>>>

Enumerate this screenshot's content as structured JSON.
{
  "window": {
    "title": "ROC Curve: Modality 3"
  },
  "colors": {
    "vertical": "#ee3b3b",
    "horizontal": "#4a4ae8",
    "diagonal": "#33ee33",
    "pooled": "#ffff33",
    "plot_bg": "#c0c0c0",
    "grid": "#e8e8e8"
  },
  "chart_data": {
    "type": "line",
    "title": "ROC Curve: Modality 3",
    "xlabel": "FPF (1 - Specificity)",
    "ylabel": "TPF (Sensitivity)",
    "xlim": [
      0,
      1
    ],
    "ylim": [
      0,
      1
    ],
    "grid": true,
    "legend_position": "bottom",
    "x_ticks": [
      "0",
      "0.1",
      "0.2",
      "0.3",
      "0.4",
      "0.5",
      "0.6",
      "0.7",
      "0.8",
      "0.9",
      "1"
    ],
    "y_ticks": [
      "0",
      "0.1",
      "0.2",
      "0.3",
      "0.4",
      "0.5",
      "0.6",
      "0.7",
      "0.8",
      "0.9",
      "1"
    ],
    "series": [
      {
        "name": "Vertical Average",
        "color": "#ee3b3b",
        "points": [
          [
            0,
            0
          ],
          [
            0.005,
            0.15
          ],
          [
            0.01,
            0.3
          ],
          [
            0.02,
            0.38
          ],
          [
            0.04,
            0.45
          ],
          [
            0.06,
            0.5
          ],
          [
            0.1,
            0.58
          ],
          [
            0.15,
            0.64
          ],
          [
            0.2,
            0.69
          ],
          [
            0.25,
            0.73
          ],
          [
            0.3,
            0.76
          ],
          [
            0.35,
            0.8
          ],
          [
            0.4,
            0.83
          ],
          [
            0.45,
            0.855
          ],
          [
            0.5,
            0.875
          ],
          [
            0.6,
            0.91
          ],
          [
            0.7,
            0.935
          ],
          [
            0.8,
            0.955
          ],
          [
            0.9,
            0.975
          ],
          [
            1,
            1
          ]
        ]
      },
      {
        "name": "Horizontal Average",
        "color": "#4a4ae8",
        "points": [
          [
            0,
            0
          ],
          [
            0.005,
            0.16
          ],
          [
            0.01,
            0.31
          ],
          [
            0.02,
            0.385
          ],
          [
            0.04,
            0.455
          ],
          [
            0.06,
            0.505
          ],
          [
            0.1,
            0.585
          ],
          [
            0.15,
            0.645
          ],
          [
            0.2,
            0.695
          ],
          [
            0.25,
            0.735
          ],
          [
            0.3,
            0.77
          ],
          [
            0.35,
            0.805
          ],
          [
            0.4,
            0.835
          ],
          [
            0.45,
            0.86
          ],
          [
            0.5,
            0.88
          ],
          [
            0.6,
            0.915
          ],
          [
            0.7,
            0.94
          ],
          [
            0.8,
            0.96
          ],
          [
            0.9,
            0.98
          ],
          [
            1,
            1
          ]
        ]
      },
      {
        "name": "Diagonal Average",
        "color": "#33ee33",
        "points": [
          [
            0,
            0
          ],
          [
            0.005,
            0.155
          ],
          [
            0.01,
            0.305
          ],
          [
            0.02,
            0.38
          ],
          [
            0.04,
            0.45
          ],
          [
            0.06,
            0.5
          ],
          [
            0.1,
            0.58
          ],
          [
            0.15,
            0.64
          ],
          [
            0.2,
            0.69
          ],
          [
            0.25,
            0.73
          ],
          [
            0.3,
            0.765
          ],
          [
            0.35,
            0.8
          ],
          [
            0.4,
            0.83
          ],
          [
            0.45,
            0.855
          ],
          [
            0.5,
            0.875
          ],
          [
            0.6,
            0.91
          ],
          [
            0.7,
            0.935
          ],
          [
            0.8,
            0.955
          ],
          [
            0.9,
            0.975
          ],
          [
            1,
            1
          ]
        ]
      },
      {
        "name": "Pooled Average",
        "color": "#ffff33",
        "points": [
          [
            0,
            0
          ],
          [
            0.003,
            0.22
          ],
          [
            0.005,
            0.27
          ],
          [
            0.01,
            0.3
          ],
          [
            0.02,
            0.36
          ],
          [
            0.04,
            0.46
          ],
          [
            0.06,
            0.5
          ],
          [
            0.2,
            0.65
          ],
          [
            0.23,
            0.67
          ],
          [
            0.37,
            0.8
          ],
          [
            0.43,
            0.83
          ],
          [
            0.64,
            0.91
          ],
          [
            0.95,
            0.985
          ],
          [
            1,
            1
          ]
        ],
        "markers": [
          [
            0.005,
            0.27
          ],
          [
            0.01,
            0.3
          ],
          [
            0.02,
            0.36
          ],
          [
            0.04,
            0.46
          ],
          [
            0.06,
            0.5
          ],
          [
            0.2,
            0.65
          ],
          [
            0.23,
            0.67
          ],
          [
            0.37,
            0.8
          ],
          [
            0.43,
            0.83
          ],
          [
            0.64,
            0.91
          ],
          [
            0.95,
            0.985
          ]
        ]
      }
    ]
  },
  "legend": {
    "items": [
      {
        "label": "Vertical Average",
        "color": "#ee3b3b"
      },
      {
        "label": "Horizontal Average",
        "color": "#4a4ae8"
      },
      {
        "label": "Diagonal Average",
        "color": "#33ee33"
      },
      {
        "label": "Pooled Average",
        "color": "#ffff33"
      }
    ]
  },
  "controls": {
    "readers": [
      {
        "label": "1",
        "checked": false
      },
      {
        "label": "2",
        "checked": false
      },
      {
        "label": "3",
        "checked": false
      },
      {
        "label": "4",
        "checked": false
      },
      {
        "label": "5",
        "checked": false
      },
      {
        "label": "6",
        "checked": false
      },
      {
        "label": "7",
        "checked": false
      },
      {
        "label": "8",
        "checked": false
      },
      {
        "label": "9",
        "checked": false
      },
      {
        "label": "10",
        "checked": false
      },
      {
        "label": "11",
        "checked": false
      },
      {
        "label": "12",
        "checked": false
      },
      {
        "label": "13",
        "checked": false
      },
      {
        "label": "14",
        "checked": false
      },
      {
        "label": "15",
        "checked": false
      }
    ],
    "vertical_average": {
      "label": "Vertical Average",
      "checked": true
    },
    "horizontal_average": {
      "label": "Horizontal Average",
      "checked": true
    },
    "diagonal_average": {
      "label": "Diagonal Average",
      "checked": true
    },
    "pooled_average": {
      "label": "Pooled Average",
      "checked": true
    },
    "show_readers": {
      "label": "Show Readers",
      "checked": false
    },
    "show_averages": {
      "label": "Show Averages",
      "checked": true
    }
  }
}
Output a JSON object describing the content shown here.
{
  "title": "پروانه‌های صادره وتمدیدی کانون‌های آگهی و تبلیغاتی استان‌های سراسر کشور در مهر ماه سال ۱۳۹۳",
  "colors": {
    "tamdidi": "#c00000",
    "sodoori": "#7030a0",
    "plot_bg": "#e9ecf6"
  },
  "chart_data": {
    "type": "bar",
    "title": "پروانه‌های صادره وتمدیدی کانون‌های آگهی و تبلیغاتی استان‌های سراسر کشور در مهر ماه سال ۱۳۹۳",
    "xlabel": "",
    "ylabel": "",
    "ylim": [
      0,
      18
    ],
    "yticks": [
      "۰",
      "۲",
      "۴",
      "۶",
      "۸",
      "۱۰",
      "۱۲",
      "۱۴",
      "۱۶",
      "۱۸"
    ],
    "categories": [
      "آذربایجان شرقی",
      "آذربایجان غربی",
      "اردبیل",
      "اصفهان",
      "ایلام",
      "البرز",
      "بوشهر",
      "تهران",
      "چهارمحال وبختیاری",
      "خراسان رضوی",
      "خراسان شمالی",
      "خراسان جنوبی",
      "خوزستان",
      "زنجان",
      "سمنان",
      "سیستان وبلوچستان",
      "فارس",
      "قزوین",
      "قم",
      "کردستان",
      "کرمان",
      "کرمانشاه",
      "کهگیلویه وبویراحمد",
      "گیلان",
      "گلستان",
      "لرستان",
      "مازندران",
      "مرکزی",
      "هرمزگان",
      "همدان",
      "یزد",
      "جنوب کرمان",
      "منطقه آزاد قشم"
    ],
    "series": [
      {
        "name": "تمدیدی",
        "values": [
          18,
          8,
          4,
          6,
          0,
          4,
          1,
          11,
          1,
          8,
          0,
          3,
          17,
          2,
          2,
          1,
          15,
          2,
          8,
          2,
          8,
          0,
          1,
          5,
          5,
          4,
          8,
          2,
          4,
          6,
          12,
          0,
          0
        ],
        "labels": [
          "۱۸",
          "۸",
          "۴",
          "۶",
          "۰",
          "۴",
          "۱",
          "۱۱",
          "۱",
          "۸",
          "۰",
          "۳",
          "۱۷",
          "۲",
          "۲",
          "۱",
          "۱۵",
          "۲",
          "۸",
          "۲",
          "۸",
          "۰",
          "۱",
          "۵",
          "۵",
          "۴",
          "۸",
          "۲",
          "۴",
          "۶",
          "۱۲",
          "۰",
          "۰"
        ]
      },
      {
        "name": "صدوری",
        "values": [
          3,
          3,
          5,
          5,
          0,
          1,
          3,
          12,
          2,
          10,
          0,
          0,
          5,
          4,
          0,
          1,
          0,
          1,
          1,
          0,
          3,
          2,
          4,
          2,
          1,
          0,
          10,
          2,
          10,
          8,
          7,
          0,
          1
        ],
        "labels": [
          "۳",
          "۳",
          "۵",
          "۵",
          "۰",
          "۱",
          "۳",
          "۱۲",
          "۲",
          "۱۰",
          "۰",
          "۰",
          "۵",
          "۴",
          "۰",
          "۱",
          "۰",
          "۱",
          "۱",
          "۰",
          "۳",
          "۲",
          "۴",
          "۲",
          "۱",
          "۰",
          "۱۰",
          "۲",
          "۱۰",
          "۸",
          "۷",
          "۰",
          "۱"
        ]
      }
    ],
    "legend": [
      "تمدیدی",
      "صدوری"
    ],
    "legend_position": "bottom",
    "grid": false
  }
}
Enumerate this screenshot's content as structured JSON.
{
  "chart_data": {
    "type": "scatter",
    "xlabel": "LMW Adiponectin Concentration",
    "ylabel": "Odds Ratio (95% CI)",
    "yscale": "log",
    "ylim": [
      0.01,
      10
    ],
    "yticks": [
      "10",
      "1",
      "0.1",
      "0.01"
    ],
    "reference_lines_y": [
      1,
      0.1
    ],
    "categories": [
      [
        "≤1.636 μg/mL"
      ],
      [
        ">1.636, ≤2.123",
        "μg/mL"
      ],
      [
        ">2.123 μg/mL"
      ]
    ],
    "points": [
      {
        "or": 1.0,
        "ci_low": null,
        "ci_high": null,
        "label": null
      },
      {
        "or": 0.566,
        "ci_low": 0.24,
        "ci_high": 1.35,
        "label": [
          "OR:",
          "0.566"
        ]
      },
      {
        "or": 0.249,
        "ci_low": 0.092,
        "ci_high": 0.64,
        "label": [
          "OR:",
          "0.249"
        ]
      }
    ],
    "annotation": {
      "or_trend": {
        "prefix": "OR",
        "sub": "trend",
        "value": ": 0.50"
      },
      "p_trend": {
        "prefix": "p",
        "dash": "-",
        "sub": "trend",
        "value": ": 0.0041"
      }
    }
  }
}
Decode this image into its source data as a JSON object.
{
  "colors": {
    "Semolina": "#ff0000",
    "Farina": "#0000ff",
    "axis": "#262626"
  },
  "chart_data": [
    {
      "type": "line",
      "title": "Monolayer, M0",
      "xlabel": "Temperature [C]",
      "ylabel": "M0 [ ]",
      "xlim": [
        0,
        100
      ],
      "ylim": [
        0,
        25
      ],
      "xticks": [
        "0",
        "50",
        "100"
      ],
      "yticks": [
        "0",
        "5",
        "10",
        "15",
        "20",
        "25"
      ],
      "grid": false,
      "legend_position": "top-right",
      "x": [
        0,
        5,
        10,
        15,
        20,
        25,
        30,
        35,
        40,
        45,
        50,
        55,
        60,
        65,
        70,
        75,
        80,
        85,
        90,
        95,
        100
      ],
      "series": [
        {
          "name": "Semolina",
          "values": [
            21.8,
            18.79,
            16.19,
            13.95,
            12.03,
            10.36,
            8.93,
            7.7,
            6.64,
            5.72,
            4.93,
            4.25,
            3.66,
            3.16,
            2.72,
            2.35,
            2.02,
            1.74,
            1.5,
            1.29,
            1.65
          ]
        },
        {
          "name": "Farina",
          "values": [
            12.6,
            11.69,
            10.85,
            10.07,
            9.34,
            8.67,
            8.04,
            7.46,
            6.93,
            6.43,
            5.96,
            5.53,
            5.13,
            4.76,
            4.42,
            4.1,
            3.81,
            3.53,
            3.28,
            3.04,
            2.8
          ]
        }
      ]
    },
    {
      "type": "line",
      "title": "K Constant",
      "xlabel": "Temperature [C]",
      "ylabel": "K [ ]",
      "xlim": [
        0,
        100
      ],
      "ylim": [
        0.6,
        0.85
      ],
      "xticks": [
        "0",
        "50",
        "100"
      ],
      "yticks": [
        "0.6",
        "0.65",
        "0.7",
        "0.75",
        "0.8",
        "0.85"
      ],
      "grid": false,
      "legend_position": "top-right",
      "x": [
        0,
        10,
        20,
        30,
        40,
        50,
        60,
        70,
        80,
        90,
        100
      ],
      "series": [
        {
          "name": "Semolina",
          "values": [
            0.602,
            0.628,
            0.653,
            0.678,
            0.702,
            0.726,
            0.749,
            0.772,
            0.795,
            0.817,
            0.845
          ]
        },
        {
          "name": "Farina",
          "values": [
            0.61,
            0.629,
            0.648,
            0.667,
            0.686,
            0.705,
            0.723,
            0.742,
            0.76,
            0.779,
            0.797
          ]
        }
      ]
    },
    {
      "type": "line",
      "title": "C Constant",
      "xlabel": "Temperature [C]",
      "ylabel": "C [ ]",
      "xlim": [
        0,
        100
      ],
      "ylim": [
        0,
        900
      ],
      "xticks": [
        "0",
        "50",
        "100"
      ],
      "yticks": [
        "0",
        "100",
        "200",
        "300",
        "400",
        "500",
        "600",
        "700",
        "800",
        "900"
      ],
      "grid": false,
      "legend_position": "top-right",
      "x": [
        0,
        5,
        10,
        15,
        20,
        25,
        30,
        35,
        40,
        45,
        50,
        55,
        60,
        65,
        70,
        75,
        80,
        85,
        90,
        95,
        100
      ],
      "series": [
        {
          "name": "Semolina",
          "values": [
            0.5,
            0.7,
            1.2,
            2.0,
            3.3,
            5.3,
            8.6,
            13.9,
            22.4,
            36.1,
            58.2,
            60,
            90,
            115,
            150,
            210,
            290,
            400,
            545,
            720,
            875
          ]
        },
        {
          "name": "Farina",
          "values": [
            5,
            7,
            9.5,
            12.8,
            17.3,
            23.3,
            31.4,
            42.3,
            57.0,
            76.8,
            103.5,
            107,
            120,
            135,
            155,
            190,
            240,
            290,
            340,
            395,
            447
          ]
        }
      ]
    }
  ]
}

<<<

Prompt
Search the data above for the word "object", then gather each line in which it appears.

Answer for this exercise
Output a JSON object describing the content shown here.
Decode this image into its source data as a JSON object.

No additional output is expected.